# Task data start

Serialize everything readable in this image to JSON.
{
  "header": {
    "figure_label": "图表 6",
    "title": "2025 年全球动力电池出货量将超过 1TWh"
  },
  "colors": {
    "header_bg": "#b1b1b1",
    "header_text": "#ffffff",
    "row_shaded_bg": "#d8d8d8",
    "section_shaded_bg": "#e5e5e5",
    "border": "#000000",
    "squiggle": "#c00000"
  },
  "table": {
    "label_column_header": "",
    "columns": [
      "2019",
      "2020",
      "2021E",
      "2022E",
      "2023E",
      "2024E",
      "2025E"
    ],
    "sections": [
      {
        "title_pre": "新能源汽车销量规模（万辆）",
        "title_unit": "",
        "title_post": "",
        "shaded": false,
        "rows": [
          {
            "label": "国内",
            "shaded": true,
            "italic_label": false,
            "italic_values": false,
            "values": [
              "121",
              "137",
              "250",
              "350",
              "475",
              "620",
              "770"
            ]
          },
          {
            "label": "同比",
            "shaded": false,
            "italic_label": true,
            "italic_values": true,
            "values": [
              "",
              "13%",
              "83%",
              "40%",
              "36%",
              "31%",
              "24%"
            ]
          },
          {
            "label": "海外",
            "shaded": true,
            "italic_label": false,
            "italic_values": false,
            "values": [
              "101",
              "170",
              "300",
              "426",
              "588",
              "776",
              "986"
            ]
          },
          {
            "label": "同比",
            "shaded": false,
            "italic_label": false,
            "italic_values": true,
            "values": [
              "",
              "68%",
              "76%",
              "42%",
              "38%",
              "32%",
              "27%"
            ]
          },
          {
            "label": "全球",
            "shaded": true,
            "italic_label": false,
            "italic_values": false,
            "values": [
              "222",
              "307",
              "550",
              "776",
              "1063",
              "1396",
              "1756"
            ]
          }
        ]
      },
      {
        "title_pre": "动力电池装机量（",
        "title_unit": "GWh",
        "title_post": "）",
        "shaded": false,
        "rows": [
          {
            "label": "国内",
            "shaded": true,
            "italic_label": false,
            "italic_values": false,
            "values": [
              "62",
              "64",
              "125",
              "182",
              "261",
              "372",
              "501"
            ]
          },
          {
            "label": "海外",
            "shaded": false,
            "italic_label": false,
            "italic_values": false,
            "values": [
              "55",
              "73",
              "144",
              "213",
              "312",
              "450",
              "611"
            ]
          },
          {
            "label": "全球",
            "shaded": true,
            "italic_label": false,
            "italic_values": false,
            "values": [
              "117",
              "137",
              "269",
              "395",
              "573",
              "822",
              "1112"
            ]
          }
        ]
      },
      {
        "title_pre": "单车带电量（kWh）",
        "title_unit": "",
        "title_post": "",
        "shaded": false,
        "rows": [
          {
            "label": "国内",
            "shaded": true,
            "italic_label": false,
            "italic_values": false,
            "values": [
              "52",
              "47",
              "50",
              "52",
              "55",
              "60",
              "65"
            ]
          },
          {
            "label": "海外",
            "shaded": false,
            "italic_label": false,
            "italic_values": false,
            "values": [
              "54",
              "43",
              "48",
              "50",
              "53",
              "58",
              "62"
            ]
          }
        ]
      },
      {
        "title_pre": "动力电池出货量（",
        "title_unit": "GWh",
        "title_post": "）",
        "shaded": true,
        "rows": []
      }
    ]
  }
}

# Task data end

- Written problem
Take the data above and return it exactly.

- In response
Serialize everything readable in this image to JSON.
{
  "header": {
    "figure_label": "图表 6",
    "title": "2025 年全球动力电池出货量将超过 1TWh"
  },
  "colors": {
    "header_bg": "#b1b1b1",
    "header_text": "#ffffff",
    "row_shaded_bg": "#d8d8d8",
    "section_shaded_bg": "#e5e5e5",
    "border": "#000000",
    "squiggle": "#c00000"
  },
  "table": {
    "label_column_header": "",
    "columns": [
      "2019",
      "2020",
      "2021E",
      "2022E",
      "2023E",
      "2024E",
      "2025E"
    ],
    "sections": [
      {
        "title_pre": "新能源汽车销量规模（万辆）",
        "title_unit": "",
        "title_post": "",
        "shaded": false,
        "rows": [
          {
            "label": "国内",
            "shaded": true,
            "italic_label": false,
            "italic_values": false,
            "values": [
              "121",
              "137",
              "250",
              "350",
              "475",
              "620",
              "770"
            ]
          },
          {
            "label": "同比",
            "shaded": false,
            "italic_label": true,
            "italic_values": true,
            "values": [
              "",
              "13%",
              "83%",
              "40%",
              "36%",
              "31%",
              "24%"
            ]
          },
          {
            "label": "海外",
            "shaded": true,
            "italic_label": false,
            "italic_values": false,
            "values": [
              "101",
              "170",
              "300",
              "426",
              "588",
              "776",
              "986"
            ]
          },
          {
            "label": "同比",
            "shaded": false,
            "italic_label": false,
            "italic_values": true,
            "values": [
              "",
              "68%",
              "76%",
              "42%",
              "38%",
              "32%",
              "27%"
            ]
          },
          {
            "label": "全球",
            "shaded": true,
            "italic_label": false,
            "italic_values": false,
            "values": [
              "222",
              "307",
              "550",
              "776",
              "1063",
              "1396",
              "1756"
            ]
          }
        ]
      },
      {
        "title_pre": "动力电池装机量（",
        "title_unit": "GWh",
        "title_post": "）",
        "shaded": false,
        "rows": [
          {
            "label": "国内",
            "shaded": true,
            "italic_label": false,
            "italic_values": false,
            "values": [
              "62",
              "64",
              "125",
              "182",
              "261",
              "372",
              "501"
            ]
          },
          {
            "label": "海外",
            "shaded": false,
            "italic_label": false,
            "italic_values": false,
            "values": [
              "55",
              "73",
              "144",
              "213",
              "312",
              "450",
              "611"
            ]
          },
          {
            "label": "全球",
            "shaded": true,
            "italic_label": false,
            "italic_values": false,
            "values": [
              "117",
              "137",
              "269",
              "395",
              "573",
              "822",
              "1112"
            ]
          }
        ]
      },
      {
        "title_pre": "单车带电量（kWh）",
        "title_unit": "",
        "title_post": "",
        "shaded": false,
        "rows": [
          {
            "label": "国内",
            "shaded": true,
            "italic_label": false,
            "italic_values": false,
            "values": [
              "52",
              "47",
              "50",
              "52",
              "55",
              "60",
              "65"
            ]
          },
          {
            "label": "海外",
            "shaded": false,
            "italic_label": false,
            "italic_values": false,
            "values": [
              "54",
              "43",
              "48",
              "50",
              "53",
              "58",
              "62"
            ]
          }
        ]
      },
      {
        "title_pre": "动力电池出货量（",
        "title_unit": "GWh",
        "title_post": "）",
        "shaded": true,
        "rows": []
      }
    ]
  }
}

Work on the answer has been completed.